Consider the records below. How many of their lines include the word "Wagner"? State the number and nothing else.

Data records
[Begin]
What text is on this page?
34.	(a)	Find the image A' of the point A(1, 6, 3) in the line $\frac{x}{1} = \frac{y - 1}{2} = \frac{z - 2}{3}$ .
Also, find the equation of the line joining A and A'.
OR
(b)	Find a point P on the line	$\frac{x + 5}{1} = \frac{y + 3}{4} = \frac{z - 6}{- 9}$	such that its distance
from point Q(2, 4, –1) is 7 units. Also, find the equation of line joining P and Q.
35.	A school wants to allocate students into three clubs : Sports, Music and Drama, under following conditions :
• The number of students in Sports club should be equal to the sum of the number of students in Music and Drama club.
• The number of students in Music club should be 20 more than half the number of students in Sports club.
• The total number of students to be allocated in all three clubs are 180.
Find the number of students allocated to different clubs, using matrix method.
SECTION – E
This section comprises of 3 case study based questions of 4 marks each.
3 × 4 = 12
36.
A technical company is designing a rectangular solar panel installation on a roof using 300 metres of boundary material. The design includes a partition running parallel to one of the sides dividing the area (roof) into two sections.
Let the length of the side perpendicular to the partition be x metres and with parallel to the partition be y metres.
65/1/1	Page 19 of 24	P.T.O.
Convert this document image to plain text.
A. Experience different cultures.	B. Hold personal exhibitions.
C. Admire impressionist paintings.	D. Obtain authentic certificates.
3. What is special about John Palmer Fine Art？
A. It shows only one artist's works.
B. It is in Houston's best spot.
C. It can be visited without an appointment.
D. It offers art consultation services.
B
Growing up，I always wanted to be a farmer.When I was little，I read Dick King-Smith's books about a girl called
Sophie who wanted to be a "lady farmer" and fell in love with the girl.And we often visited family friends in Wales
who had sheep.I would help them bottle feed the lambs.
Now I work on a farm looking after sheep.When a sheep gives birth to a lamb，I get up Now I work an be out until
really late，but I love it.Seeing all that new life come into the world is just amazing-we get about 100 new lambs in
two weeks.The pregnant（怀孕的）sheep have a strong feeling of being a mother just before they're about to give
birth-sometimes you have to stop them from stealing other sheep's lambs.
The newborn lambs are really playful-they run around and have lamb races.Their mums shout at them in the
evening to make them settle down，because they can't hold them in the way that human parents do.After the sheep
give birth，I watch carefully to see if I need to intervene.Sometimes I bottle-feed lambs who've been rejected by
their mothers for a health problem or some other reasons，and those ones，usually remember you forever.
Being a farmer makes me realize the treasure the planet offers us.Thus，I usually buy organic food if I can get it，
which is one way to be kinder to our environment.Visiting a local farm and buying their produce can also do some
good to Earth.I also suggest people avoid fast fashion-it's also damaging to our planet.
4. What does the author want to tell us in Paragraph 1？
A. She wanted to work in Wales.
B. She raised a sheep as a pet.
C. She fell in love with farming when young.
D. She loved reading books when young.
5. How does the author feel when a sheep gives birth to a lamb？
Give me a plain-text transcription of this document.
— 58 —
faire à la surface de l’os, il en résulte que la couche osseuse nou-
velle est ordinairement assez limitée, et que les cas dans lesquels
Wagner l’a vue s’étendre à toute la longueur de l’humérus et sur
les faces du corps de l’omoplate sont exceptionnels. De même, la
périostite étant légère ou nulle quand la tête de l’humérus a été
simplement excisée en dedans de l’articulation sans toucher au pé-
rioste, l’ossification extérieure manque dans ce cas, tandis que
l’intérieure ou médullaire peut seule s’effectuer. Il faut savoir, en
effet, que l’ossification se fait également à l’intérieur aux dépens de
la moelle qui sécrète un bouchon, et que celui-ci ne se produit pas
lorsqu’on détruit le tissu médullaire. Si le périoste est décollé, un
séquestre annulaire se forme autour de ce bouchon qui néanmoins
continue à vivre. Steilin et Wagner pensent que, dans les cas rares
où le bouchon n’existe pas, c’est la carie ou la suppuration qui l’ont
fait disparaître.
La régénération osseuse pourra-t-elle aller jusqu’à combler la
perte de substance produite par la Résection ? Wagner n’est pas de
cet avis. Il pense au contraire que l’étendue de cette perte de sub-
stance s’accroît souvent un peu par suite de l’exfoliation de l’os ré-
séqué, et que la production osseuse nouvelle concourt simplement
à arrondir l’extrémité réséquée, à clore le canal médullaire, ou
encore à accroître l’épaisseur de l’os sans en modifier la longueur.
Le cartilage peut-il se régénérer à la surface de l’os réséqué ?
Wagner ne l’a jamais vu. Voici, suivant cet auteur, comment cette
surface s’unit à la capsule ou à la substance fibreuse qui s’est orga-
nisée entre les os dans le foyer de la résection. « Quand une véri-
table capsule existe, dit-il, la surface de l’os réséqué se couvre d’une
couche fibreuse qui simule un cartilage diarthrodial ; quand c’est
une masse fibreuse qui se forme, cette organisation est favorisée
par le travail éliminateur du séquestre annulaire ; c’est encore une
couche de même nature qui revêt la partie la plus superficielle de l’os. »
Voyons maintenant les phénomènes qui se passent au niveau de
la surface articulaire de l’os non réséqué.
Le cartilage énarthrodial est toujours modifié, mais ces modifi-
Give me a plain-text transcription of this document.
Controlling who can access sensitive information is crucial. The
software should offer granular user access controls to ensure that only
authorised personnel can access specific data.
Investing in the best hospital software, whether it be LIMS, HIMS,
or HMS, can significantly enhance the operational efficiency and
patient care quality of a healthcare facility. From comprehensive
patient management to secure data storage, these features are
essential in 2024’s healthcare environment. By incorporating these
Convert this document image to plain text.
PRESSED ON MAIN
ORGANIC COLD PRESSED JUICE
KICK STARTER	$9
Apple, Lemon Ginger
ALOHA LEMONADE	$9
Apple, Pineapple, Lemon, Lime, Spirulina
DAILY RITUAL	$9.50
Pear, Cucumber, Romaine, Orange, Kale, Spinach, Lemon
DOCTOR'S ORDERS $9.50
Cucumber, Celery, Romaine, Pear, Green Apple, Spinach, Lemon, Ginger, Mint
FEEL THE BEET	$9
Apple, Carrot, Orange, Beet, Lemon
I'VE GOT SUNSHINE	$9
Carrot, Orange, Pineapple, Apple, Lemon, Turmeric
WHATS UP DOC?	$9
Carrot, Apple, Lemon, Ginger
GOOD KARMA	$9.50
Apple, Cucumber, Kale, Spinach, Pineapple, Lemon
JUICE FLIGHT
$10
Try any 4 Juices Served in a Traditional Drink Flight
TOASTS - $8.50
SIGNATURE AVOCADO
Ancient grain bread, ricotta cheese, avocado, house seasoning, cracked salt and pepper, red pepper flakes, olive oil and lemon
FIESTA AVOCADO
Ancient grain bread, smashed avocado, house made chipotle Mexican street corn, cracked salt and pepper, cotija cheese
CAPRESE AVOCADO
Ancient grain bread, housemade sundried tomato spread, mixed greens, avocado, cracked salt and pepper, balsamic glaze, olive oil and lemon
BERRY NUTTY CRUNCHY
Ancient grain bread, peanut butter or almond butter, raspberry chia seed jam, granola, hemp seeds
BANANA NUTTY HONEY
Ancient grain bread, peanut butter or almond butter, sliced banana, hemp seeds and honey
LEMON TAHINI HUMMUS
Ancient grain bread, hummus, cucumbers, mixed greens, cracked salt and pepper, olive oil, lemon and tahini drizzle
[End]
- **Response to the task**
4